• Requirement:
Pull every line holding the word "Milk" out of the data and copy it.

• The data:
== Segment start ==

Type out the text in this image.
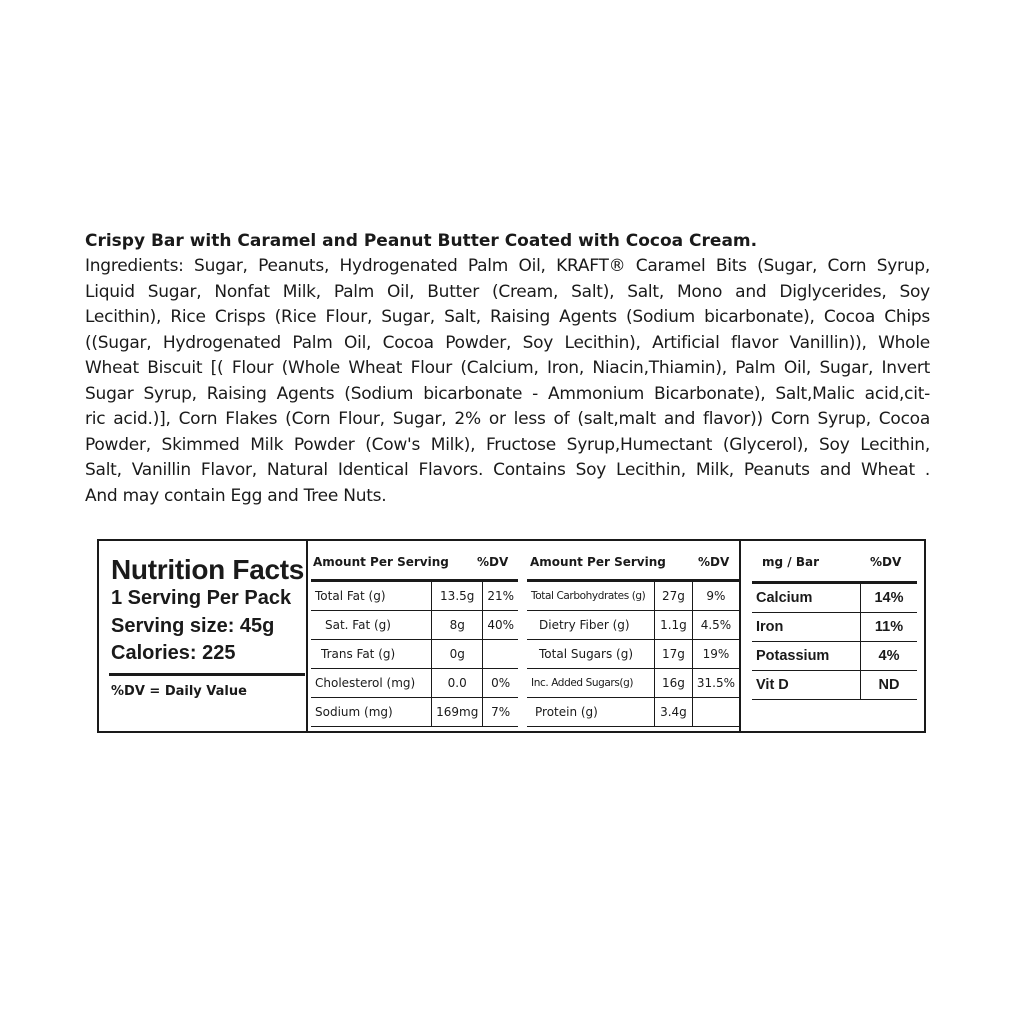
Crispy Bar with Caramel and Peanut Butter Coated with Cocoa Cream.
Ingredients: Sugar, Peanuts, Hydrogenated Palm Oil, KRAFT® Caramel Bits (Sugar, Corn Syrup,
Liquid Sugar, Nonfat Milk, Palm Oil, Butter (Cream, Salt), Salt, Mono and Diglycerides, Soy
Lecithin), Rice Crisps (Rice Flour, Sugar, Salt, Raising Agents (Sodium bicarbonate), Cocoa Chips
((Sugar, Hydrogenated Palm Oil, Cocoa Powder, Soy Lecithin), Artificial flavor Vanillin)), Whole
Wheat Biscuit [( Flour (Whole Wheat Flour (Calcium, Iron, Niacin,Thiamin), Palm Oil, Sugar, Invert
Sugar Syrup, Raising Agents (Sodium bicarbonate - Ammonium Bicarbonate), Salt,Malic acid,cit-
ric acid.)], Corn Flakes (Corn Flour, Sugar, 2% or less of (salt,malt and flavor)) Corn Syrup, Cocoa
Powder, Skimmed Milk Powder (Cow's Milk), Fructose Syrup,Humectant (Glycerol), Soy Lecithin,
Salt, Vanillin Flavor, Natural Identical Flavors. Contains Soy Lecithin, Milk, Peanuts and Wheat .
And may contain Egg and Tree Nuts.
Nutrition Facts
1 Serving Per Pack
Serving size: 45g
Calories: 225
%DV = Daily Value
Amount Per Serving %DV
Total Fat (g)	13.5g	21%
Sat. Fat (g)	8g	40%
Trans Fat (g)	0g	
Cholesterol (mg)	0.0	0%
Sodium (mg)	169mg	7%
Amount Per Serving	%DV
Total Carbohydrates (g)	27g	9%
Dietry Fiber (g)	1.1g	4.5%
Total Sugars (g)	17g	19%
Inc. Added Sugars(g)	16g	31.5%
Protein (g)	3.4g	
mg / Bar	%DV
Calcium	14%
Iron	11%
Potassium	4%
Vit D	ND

== Segment end ==
== Segment start ==

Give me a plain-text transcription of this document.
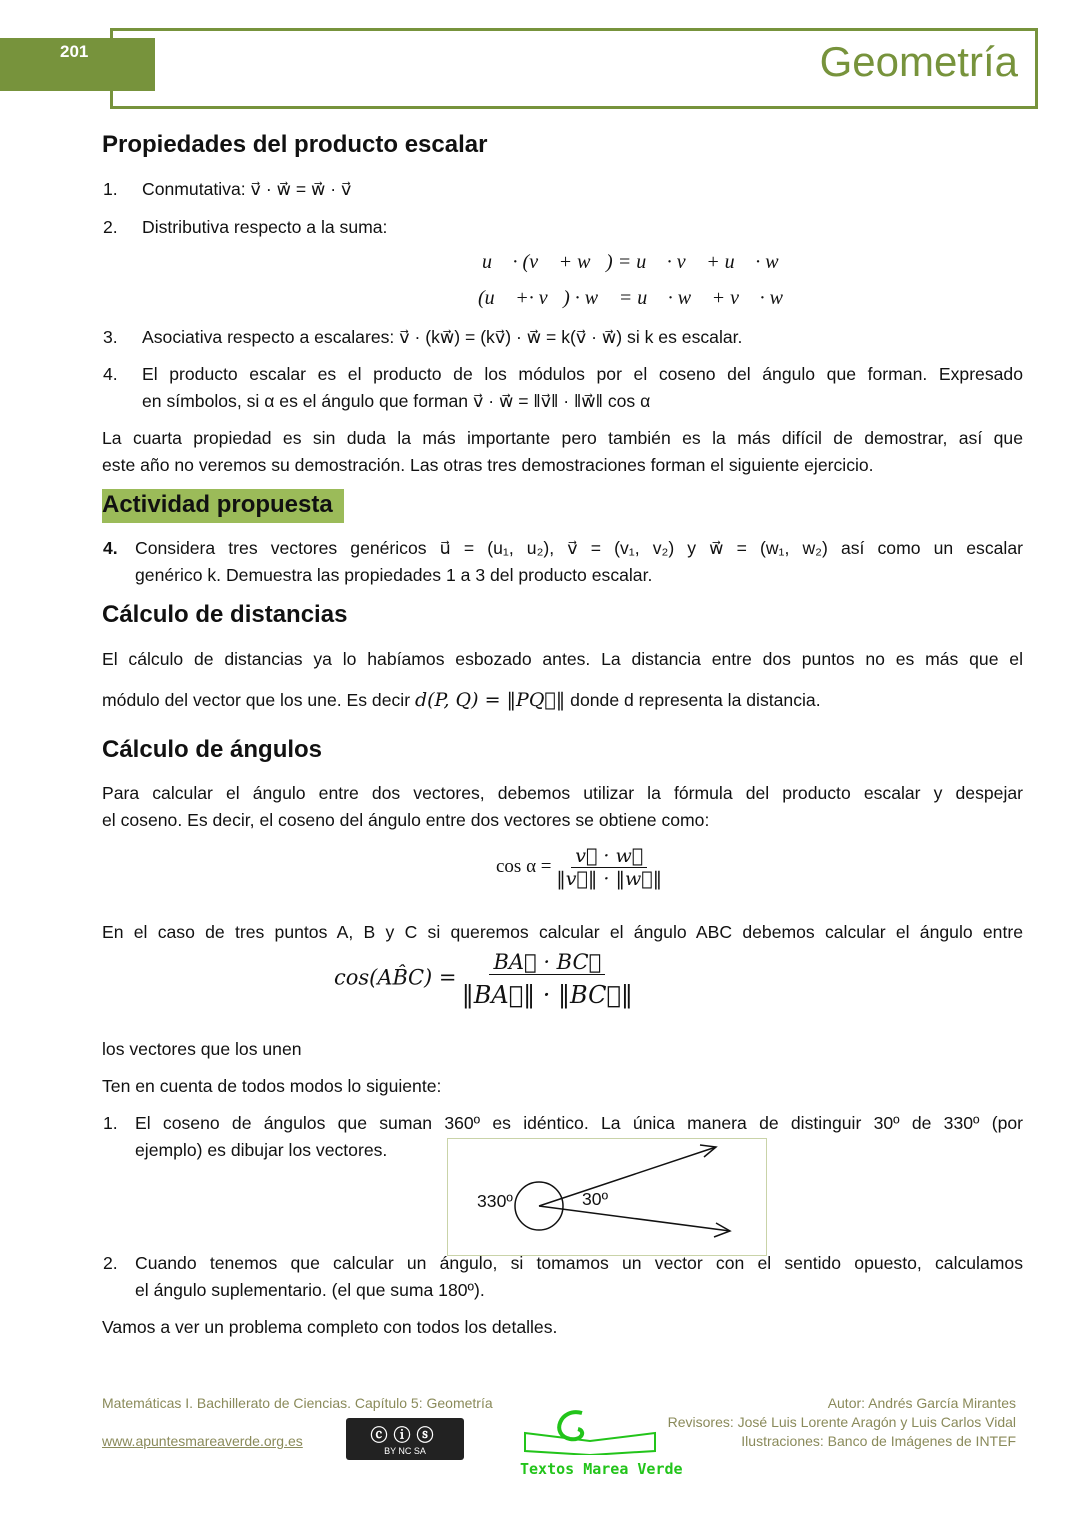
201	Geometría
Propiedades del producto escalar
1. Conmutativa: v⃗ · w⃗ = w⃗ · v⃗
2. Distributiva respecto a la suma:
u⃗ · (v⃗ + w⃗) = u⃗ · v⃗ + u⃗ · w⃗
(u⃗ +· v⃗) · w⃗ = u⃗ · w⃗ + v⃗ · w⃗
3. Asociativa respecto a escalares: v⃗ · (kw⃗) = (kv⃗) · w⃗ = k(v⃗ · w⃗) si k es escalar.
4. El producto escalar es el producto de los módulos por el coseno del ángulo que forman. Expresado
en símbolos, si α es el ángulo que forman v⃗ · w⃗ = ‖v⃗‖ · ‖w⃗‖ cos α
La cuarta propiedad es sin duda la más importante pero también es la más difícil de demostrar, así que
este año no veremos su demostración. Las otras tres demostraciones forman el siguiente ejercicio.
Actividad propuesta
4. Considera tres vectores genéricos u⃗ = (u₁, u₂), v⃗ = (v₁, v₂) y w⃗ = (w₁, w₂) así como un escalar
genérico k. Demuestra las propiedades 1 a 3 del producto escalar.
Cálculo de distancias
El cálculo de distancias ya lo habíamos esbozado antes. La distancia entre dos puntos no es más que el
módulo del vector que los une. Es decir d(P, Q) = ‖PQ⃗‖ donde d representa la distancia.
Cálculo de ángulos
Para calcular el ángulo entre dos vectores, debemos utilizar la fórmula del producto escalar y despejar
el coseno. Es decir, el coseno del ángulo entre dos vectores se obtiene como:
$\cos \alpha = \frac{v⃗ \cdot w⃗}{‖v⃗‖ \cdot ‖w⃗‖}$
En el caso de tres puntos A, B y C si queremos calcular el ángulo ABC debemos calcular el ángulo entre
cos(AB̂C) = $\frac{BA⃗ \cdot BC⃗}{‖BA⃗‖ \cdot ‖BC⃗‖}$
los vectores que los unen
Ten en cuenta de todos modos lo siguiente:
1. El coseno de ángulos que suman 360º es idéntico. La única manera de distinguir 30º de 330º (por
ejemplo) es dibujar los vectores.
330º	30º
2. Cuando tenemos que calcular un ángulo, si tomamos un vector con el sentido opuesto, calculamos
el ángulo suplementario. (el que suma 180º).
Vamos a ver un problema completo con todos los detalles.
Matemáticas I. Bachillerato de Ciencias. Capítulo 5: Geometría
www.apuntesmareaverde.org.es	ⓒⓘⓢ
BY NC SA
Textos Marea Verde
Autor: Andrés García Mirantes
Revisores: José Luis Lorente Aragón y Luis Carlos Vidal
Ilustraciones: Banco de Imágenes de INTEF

== Segment end ==

• Output:
Liquid Sugar, Nonfat Milk, Palm Oil, Butter (Cream, Salt), Salt, Mono and Diglycerides, Soy
Powder, Skimmed Milk Powder (Cow's Milk), Fructose Syrup,Humectant (Glycerol), Soy Lecithin,
Salt, Vanillin Flavor, Natural Identical Flavors. Contains Soy Lecithin, Milk, Peanuts and Wheat .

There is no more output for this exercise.